**Task description**. What number of lines hold the word "Spółdzielczy"? State that number and nothing besides.

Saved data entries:
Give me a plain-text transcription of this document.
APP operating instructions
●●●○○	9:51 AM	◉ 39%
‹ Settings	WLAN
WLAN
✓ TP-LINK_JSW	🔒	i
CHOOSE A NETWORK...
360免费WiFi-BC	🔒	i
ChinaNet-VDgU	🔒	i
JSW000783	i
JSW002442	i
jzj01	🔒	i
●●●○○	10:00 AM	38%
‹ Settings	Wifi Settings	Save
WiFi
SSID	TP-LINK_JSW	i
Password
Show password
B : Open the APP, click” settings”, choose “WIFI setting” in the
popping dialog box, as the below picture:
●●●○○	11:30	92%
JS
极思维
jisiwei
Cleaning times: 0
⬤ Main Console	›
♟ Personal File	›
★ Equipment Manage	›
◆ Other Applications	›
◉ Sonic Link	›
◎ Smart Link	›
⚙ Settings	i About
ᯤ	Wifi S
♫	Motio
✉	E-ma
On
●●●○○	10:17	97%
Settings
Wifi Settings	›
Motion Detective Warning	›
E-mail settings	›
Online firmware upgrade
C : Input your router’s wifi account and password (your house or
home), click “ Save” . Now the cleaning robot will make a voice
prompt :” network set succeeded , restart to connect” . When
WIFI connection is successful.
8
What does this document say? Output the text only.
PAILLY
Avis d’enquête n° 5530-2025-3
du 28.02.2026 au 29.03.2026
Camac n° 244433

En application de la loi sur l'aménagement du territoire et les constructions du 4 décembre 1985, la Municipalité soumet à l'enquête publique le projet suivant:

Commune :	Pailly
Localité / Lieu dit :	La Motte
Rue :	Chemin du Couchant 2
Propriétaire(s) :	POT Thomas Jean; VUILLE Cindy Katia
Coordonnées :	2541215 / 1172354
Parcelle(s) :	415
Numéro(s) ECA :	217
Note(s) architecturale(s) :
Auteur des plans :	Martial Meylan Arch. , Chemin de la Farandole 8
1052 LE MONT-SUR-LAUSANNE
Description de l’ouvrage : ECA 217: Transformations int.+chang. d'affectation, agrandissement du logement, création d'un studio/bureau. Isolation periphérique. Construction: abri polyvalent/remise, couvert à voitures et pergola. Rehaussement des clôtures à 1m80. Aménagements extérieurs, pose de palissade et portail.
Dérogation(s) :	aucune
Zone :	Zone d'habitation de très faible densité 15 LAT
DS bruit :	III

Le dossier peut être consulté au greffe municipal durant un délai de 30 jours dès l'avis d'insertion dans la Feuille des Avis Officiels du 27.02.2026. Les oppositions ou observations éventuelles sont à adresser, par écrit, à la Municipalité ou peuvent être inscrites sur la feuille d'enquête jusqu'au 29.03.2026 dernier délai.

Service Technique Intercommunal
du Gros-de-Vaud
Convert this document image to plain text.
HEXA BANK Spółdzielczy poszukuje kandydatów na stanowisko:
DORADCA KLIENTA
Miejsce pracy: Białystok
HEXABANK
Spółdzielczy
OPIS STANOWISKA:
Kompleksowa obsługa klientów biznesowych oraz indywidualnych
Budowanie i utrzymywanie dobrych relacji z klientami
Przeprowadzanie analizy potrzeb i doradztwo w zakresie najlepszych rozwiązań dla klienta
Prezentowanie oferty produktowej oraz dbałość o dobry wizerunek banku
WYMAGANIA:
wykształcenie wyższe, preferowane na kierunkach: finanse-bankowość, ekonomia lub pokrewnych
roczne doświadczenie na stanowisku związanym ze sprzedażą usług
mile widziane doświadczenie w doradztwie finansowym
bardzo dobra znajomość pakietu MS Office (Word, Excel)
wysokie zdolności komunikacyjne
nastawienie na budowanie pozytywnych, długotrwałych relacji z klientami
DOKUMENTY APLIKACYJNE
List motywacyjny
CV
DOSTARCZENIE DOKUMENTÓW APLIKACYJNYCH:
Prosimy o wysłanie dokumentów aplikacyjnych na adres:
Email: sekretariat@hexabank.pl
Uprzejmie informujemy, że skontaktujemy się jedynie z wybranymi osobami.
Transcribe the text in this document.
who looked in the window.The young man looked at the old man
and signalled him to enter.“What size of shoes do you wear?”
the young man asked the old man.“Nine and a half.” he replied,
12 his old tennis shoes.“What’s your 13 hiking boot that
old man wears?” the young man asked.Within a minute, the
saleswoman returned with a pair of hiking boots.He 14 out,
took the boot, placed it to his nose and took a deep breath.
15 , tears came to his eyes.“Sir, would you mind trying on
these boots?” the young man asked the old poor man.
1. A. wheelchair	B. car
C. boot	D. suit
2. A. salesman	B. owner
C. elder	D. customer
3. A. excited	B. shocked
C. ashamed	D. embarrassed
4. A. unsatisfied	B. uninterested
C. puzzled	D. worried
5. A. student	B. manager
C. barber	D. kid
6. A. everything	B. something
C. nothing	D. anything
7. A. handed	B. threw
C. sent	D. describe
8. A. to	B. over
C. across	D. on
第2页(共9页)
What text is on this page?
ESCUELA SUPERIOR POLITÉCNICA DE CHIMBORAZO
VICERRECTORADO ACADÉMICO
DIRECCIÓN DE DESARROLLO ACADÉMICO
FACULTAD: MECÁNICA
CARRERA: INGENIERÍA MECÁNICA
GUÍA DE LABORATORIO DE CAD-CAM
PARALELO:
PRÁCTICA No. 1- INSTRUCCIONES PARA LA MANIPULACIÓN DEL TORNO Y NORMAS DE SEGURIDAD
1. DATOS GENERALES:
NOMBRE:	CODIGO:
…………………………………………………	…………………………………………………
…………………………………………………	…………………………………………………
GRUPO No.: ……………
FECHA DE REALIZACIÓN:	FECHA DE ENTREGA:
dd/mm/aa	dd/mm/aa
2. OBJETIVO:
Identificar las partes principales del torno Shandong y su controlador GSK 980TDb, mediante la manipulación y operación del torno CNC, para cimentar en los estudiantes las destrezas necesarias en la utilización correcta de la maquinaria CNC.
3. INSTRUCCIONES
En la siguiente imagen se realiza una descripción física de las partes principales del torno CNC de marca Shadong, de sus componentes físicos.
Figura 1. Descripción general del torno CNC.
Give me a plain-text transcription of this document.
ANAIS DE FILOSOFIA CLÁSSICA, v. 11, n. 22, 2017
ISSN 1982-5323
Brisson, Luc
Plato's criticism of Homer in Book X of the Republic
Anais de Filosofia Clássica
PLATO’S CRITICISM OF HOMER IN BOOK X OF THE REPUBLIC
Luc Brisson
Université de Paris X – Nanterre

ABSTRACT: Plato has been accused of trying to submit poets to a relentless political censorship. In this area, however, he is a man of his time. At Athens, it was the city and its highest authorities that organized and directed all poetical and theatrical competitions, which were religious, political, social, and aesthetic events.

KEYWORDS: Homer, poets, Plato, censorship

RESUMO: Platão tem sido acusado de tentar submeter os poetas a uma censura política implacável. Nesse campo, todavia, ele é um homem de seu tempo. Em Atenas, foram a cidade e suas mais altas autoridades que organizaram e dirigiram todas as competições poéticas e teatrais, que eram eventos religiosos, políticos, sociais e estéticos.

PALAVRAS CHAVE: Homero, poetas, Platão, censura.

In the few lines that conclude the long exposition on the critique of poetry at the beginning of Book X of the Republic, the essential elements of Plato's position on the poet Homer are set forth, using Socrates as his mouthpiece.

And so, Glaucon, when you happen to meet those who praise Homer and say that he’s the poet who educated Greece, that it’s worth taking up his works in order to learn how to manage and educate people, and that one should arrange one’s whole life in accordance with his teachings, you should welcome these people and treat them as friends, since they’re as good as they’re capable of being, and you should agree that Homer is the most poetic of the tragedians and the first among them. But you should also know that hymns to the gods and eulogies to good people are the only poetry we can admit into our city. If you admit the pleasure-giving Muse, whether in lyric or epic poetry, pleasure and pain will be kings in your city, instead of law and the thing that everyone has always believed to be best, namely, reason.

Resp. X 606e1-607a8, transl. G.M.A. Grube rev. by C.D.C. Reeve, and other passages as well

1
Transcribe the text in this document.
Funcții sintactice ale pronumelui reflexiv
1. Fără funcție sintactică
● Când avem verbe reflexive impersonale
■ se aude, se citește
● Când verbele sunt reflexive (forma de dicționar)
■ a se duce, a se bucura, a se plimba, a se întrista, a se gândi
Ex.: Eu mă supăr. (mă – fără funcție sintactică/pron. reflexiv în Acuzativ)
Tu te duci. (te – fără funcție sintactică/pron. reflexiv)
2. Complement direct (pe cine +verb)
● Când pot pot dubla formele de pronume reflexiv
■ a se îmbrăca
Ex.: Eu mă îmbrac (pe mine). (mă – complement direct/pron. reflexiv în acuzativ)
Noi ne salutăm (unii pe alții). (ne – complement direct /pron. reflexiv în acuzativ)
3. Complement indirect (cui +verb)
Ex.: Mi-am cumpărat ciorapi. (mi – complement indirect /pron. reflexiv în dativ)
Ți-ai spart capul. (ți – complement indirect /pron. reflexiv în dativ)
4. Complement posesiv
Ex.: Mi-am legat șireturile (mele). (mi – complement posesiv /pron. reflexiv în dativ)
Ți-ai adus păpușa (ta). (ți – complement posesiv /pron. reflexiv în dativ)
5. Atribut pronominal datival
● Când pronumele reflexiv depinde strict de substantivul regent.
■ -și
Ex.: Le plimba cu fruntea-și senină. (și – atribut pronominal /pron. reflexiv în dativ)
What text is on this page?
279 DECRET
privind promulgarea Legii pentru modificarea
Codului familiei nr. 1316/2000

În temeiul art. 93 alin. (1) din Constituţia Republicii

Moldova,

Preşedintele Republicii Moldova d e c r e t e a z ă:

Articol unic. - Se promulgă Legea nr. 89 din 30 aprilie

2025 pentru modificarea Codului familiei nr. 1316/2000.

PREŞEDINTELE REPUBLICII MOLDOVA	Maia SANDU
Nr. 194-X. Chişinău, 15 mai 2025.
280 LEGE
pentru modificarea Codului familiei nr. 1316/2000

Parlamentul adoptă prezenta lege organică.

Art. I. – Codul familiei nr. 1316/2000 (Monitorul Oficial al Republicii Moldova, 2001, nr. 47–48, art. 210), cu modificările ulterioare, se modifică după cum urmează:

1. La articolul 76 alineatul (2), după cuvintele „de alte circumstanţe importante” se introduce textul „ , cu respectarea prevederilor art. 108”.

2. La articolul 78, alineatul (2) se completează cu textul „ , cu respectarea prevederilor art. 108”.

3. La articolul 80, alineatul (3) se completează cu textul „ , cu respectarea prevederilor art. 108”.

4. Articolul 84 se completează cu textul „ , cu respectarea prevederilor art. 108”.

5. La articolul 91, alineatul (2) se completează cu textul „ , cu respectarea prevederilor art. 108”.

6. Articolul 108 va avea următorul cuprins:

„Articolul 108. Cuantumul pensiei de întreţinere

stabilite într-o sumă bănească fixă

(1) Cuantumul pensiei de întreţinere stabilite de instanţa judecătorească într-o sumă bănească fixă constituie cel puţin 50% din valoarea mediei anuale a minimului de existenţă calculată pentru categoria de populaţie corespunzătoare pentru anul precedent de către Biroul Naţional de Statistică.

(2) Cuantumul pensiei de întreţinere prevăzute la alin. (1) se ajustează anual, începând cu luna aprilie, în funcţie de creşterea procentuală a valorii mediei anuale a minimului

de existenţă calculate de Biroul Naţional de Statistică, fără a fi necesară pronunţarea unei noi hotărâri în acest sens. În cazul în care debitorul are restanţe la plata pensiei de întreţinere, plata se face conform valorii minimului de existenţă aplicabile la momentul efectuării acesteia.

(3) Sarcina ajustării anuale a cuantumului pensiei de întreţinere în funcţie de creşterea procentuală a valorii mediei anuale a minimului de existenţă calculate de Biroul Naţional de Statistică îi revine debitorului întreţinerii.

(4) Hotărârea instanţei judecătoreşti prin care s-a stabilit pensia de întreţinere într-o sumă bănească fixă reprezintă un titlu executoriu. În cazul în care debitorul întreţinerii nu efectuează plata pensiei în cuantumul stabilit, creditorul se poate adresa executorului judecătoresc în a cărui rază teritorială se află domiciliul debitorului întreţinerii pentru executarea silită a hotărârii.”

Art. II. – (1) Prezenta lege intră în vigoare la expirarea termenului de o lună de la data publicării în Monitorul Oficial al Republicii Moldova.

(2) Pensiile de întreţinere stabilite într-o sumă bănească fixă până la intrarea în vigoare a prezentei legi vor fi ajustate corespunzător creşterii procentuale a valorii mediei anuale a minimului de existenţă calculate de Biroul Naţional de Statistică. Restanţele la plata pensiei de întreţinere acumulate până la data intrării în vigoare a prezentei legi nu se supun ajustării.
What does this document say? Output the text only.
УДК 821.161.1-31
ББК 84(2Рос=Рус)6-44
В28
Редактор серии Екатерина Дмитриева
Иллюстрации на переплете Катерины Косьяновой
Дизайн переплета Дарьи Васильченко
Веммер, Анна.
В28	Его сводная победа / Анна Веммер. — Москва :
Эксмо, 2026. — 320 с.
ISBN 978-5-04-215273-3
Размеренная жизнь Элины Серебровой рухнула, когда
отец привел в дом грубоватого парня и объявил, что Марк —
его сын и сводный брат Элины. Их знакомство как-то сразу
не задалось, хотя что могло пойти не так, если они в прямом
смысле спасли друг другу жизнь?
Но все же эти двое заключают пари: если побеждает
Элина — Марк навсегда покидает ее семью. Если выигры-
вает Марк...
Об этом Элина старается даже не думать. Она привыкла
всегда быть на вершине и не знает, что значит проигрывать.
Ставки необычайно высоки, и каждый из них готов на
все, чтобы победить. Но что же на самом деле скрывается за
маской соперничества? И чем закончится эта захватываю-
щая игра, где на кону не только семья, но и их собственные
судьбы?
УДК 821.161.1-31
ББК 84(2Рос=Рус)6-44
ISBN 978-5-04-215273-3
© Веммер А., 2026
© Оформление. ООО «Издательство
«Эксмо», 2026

**Finished task**. 2